INPUT FOR THIS TASK -
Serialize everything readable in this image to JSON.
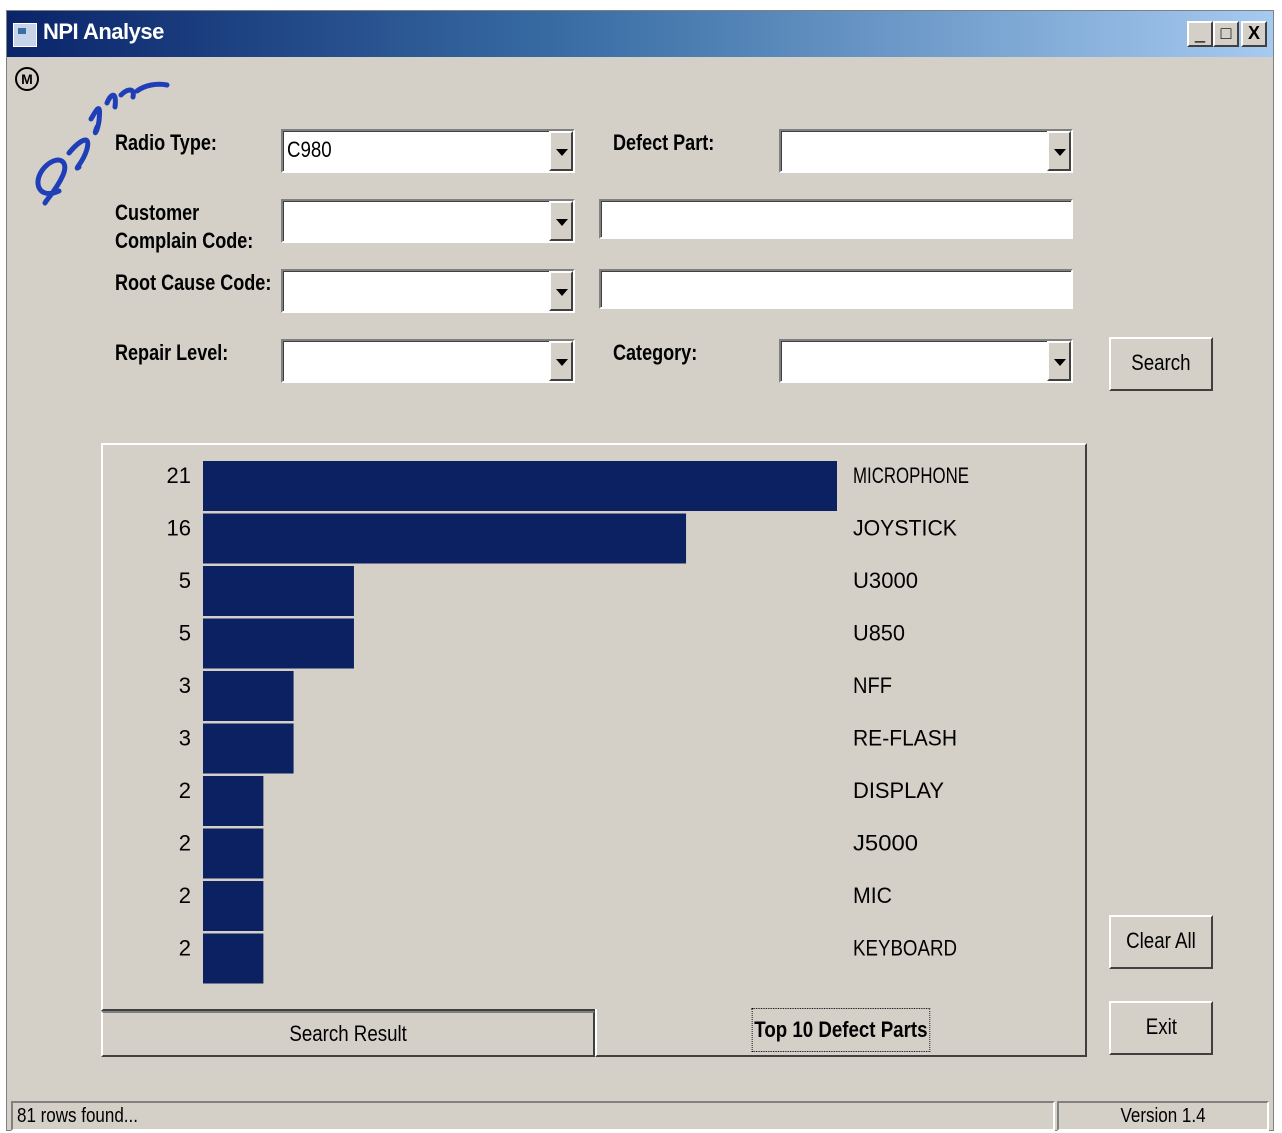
{
  "window": {
    "title": "NPI Analyse",
    "minimize_glyph": "_",
    "maximize_glyph": "□",
    "close_glyph": "X"
  },
  "form": {
    "radio_type_label": "Radio Type:",
    "radio_type_value": "C980",
    "defect_part_label": "Defect Part:",
    "defect_part_value": "",
    "customer_label_line1": "Customer",
    "customer_label_line2": "Complain Code:",
    "customer_code_value": "",
    "customer_code_text": "",
    "root_cause_label": "Root Cause Code:",
    "root_cause_value": "",
    "root_cause_text": "",
    "repair_level_label": "Repair Level:",
    "repair_level_value": "",
    "category_label": "Category:",
    "category_value": ""
  },
  "buttons": {
    "search": "Search",
    "clear_all": "Clear All",
    "exit": "Exit"
  },
  "tabs": [
    {
      "label": "Search Result",
      "active": false
    },
    {
      "label": "Top 10 Defect Parts",
      "active": true
    }
  ],
  "chart_data": {
    "type": "bar",
    "orientation": "horizontal",
    "categories": [
      "MICROPHONE",
      "JOYSTICK",
      "U3000",
      "U850",
      "NFF",
      "RE-FLASH",
      "DISPLAY",
      "J5000",
      "MIC",
      "KEYBOARD"
    ],
    "values": [
      21,
      16,
      5,
      5,
      3,
      3,
      2,
      2,
      2,
      2
    ],
    "bar_color": "#0c2161",
    "title": "",
    "xlabel": "",
    "ylabel": "",
    "grid": false,
    "legend": "none"
  },
  "status": {
    "rows_text": "81 rows found...",
    "version_text": "Version 1.4"
  }
}
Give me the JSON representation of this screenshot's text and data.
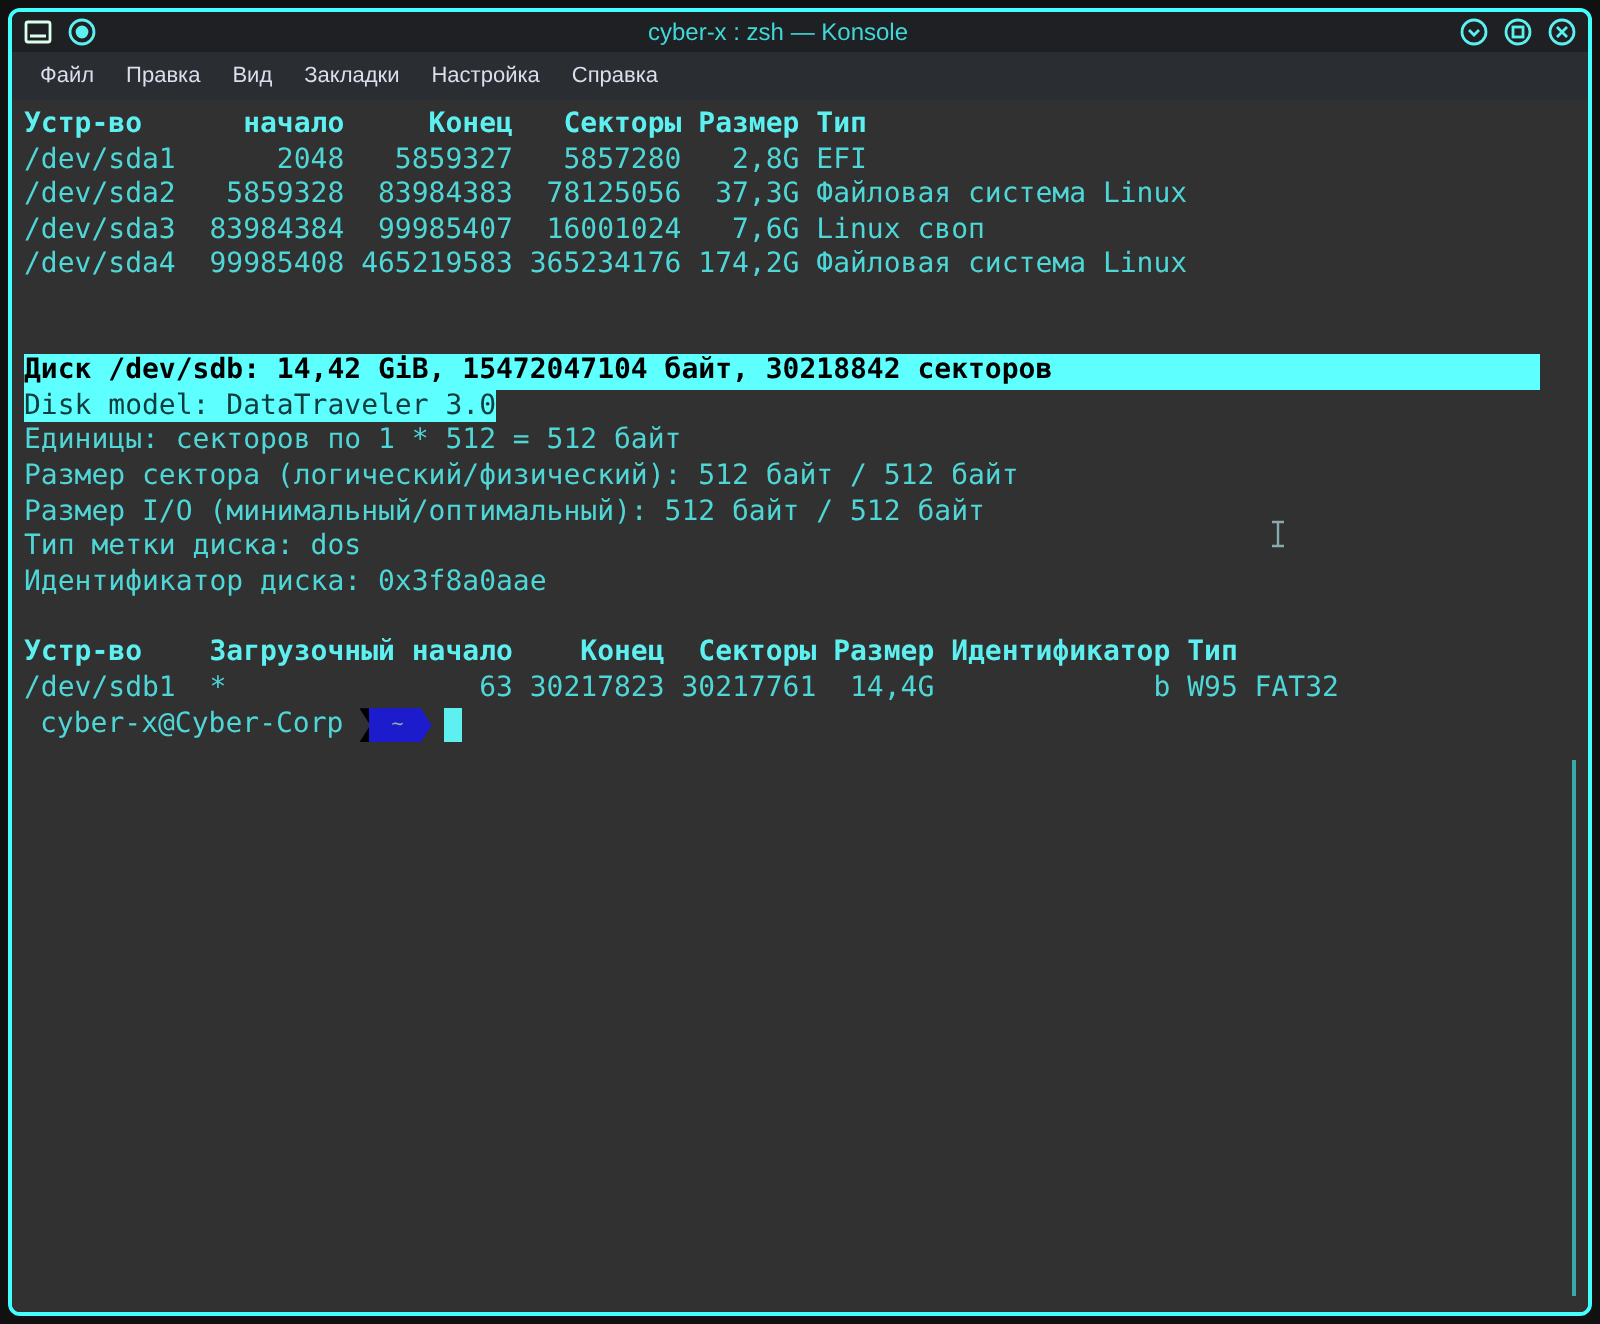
{
  "window": {
    "title": "cyber-x : zsh — Konsole"
  },
  "menu": [
    "Файл",
    "Правка",
    "Вид",
    "Закладки",
    "Настройка",
    "Справка"
  ],
  "terminal": {
    "lines": [
      {
        "kind": "header",
        "text": "Устр-во      начало     Конец   Секторы Размер Тип"
      },
      {
        "kind": "output",
        "text": "/dev/sda1      2048   5859327   5857280   2,8G EFI"
      },
      {
        "kind": "output",
        "text": "/dev/sda2   5859328  83984383  78125056  37,3G Файловая система Linux"
      },
      {
        "kind": "output",
        "text": "/dev/sda3  83984384  99985407  16001024   7,6G Linux своп"
      },
      {
        "kind": "output",
        "text": "/dev/sda4  99985408 465219583 365234176 174,2G Файловая система Linux"
      },
      {
        "kind": "blank"
      },
      {
        "kind": "blank"
      },
      {
        "kind": "selected_header",
        "text": "Диск /dev/sdb: 14,42 GiB, 15472047104 байт, 30218842 секторов"
      },
      {
        "kind": "selected",
        "text": "Disk model: DataTraveler 3.0"
      },
      {
        "kind": "output",
        "text": "Единицы: секторов по 1 * 512 = 512 байт"
      },
      {
        "kind": "output",
        "text": "Размер сектора (логический/физический): 512 байт / 512 байт"
      },
      {
        "kind": "output",
        "text": "Размер I/O (минимальный/оптимальный): 512 байт / 512 байт"
      },
      {
        "kind": "output",
        "text": "Тип метки диска: dos"
      },
      {
        "kind": "output",
        "text": "Идентификатор диска: 0x3f8a0aae"
      },
      {
        "kind": "blank"
      },
      {
        "kind": "header",
        "text": "Устр-во    Загрузочный начало    Конец  Секторы Размер Идентификатор Тип"
      },
      {
        "kind": "output",
        "text": "/dev/sdb1  *               63 30217823 30217761  14,4G             b W95 FAT32"
      }
    ],
    "prompt": {
      "user_host": "cyber-x@Cyber-Corp",
      "path": "~"
    }
  }
}
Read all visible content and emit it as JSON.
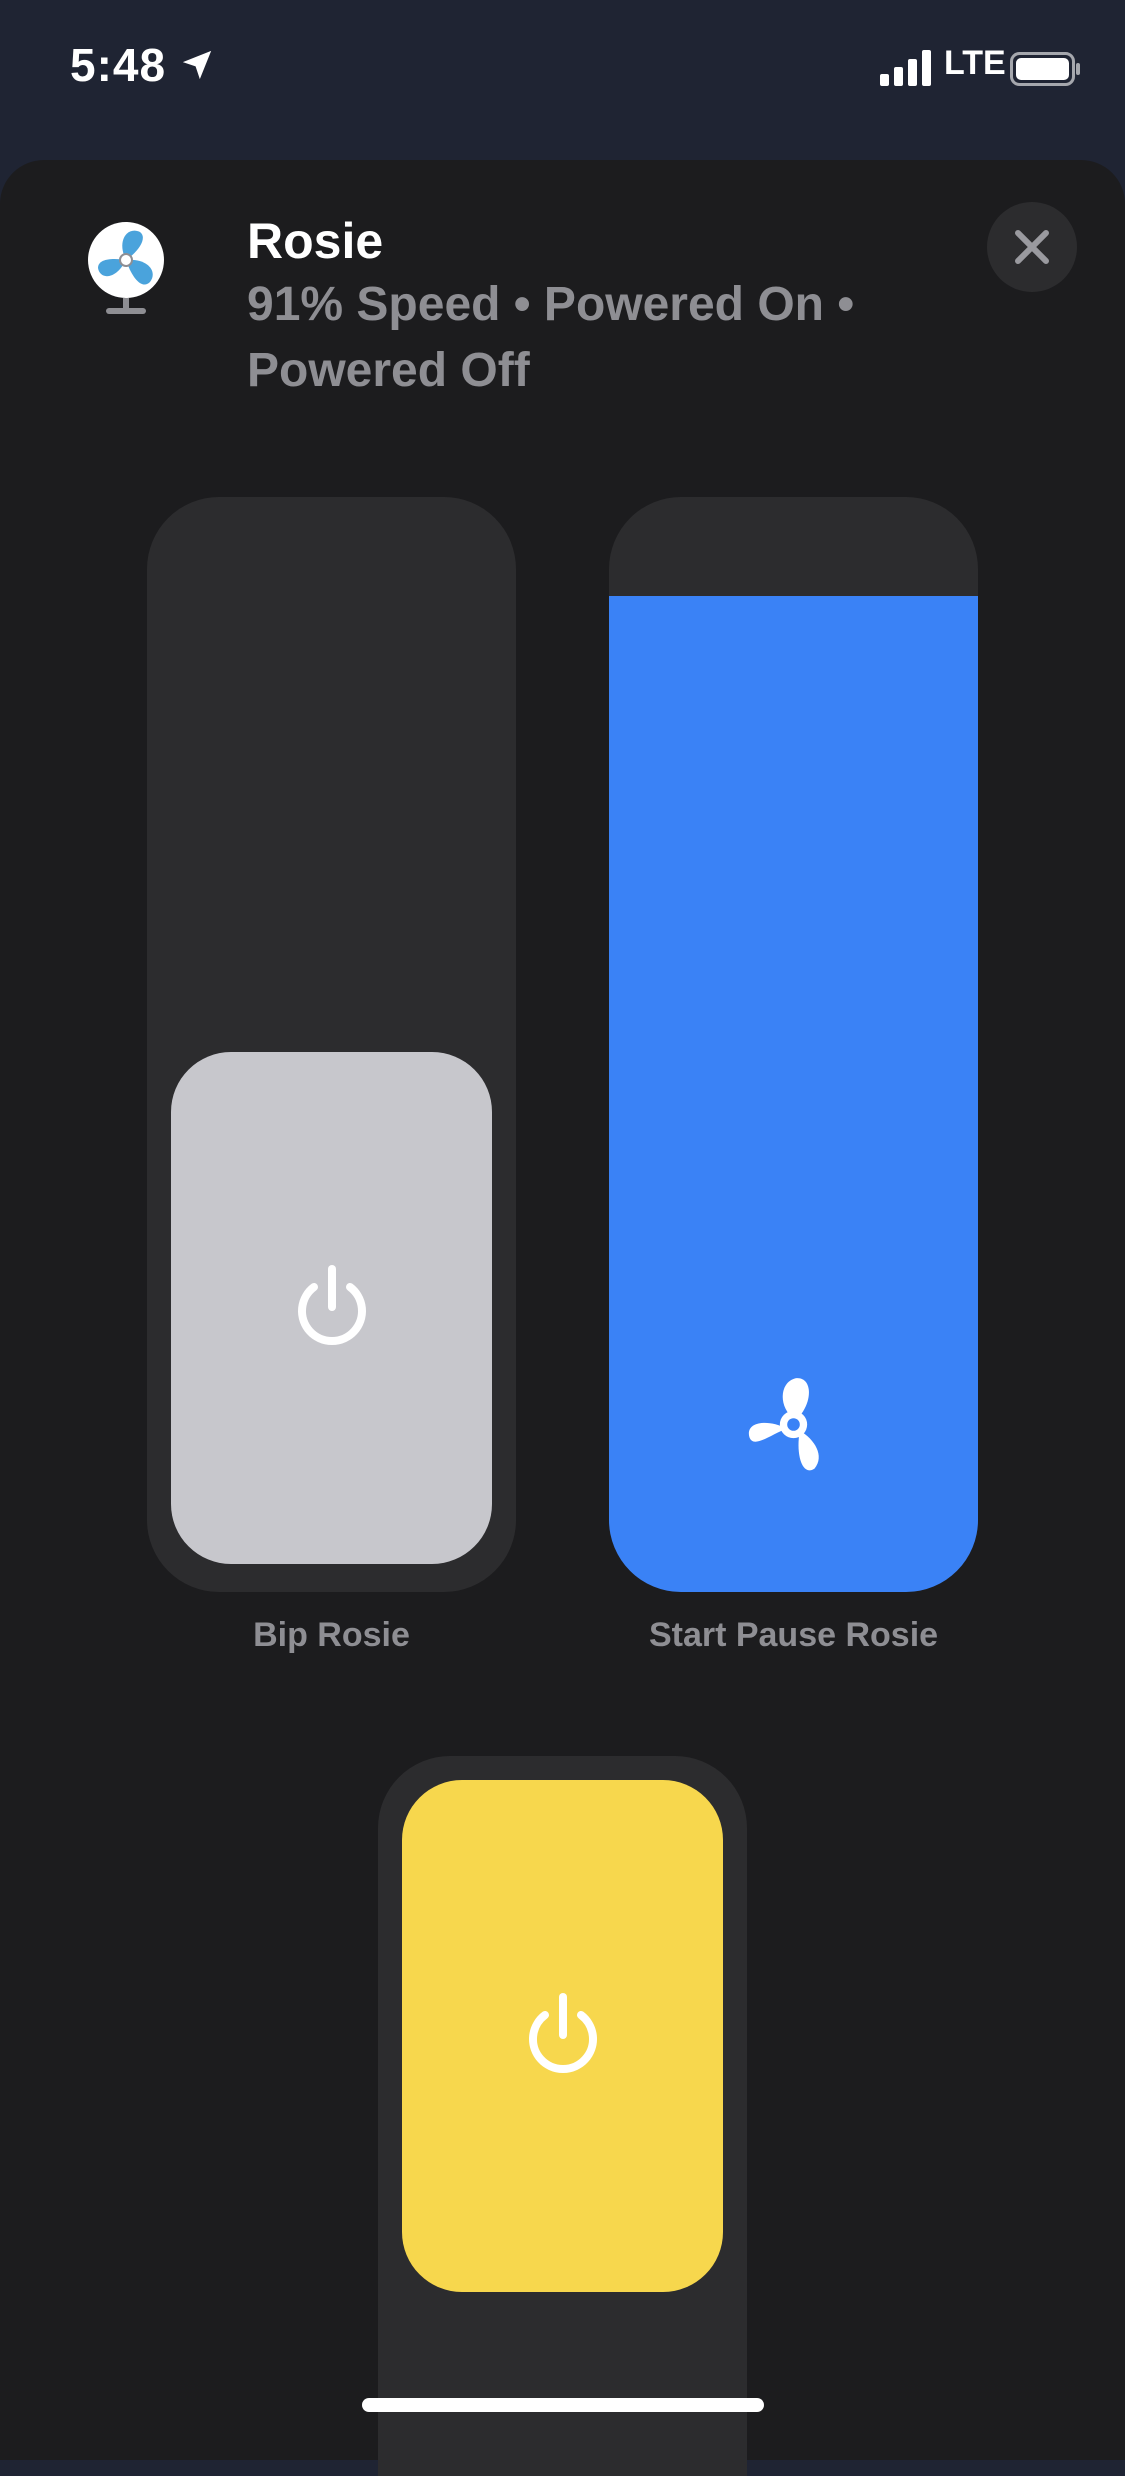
{
  "status_bar": {
    "time": "5:48",
    "network": "LTE",
    "icons": [
      "location-arrow-icon",
      "signal-bars-icon",
      "battery-icon"
    ]
  },
  "accessory": {
    "name": "Rosie",
    "status": "91% Speed • Powered On • Powered Off",
    "icon": "desk-fan-icon"
  },
  "controls": [
    {
      "label": "Bip Rosie",
      "icon": "power-icon",
      "state": "off",
      "knob_color": "#c7c7cc"
    },
    {
      "label": "Start Pause Rosie",
      "icon": "fan-icon",
      "level": 0.91,
      "fill_color": "#3a82f6"
    },
    {
      "label": "",
      "icon": "power-icon",
      "state": "on",
      "knob_color": "#f7d74d"
    }
  ],
  "colors": {
    "background": "#1c1c1e",
    "tile": "#2c2c2e",
    "accent_blue": "#3a82f6",
    "accent_yellow": "#f7d74d",
    "secondary_text": "#8e8e93"
  }
}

THE EXERCISE -
Without the pictures, restate each entry exactly.

WRITTEN RESPONSE -
Serialize everything readable in this image to JSON.
{
  "window": {
    "title": "NPI Analyse",
    "minimize_glyph": "_",
    "maximize_glyph": "□",
    "close_glyph": "X"
  },
  "form": {
    "radio_type_label": "Radio Type:",
    "radio_type_value": "C980",
    "defect_part_label": "Defect Part:",
    "defect_part_value": "",
    "customer_label_line1": "Customer",
    "customer_label_line2": "Complain Code:",
    "customer_code_value": "",
    "customer_code_text": "",
    "root_cause_label": "Root Cause Code:",
    "root_cause_value": "",
    "root_cause_text": "",
    "repair_level_label": "Repair Level:",
    "repair_level_value": "",
    "category_label": "Category:",
    "category_value": ""
  },
  "buttons": {
    "search": "Search",
    "clear_all": "Clear All",
    "exit": "Exit"
  },
  "tabs": [
    {
      "label": "Search Result",
      "active": false
    },
    {
      "label": "Top 10 Defect Parts",
      "active": true
    }
  ],
  "chart_data": {
    "type": "bar",
    "orientation": "horizontal",
    "categories": [
      "MICROPHONE",
      "JOYSTICK",
      "U3000",
      "U850",
      "NFF",
      "RE-FLASH",
      "DISPLAY",
      "J5000",
      "MIC",
      "KEYBOARD"
    ],
    "values": [
      21,
      16,
      5,
      5,
      3,
      3,
      2,
      2,
      2,
      2
    ],
    "bar_color": "#0c2161",
    "title": "",
    "xlabel": "",
    "ylabel": "",
    "grid": false,
    "legend": "none"
  },
  "status": {
    "rows_text": "81 rows found...",
    "version_text": "Version 1.4"
  }
}
Give me the JSON representation of this screenshot's text and data.
{
  "window": {
    "title": "cyber-x : zsh — Konsole"
  },
  "menu": [
    "Файл",
    "Правка",
    "Вид",
    "Закладки",
    "Настройка",
    "Справка"
  ],
  "terminal": {
    "lines": [
      {
        "kind": "header",
        "text": "Устр-во      начало     Конец   Секторы Размер Тип"
      },
      {
        "kind": "output",
        "text": "/dev/sda1      2048   5859327   5857280   2,8G EFI"
      },
      {
        "kind": "output",
        "text": "/dev/sda2   5859328  83984383  78125056  37,3G Файловая система Linux"
      },
      {
        "kind": "output",
        "text": "/dev/sda3  83984384  99985407  16001024   7,6G Linux своп"
      },
      {
        "kind": "output",
        "text": "/dev/sda4  99985408 465219583 365234176 174,2G Файловая система Linux"
      },
      {
        "kind": "blank"
      },
      {
        "kind": "blank"
      },
      {
        "kind": "selected_header",
        "text": "Диск /dev/sdb: 14,42 GiB, 15472047104 байт, 30218842 секторов"
      },
      {
        "kind": "selected",
        "text": "Disk model: DataTraveler 3.0"
      },
      {
        "kind": "output",
        "text": "Единицы: секторов по 1 * 512 = 512 байт"
      },
      {
        "kind": "output",
        "text": "Размер сектора (логический/физический): 512 байт / 512 байт"
      },
      {
        "kind": "output",
        "text": "Размер I/O (минимальный/оптимальный): 512 байт / 512 байт"
      },
      {
        "kind": "output",
        "text": "Тип метки диска: dos"
      },
      {
        "kind": "output",
        "text": "Идентификатор диска: 0x3f8a0aae"
      },
      {
        "kind": "blank"
      },
      {
        "kind": "header",
        "text": "Устр-во    Загрузочный начало    Конец  Секторы Размер Идентификатор Тип"
      },
      {
        "kind": "output",
        "text": "/dev/sdb1  *               63 30217823 30217761  14,4G             b W95 FAT32"
      }
    ],
    "prompt": {
      "user_host": "cyber-x@Cyber-Corp",
      "path": "~"
    }
  }
}
Read all visible content and emit it as JSON.
{
  "status_bar": {
    "time": "5:48",
    "network": "LTE",
    "icons": [
      "location-arrow-icon",
      "signal-bars-icon",
      "battery-icon"
    ]
  },
  "accessory": {
    "name": "Rosie",
    "status": "91% Speed • Powered On • Powered Off",
    "icon": "desk-fan-icon"
  },
  "controls": [
    {
      "label": "Bip Rosie",
      "icon": "power-icon",
      "state": "off",
      "knob_color": "#c7c7cc"
    },
    {
      "label": "Start Pause Rosie",
      "icon": "fan-icon",
      "level": 0.91,
      "fill_color": "#3a82f6"
    },
    {
      "label": "",
      "icon": "power-icon",
      "state": "on",
      "knob_color": "#f7d74d"
    }
  ],
  "colors": {
    "background": "#1c1c1e",
    "tile": "#2c2c2e",
    "accent_blue": "#3a82f6",
    "accent_yellow": "#f7d74d",
    "secondary_text": "#8e8e93"
  }
}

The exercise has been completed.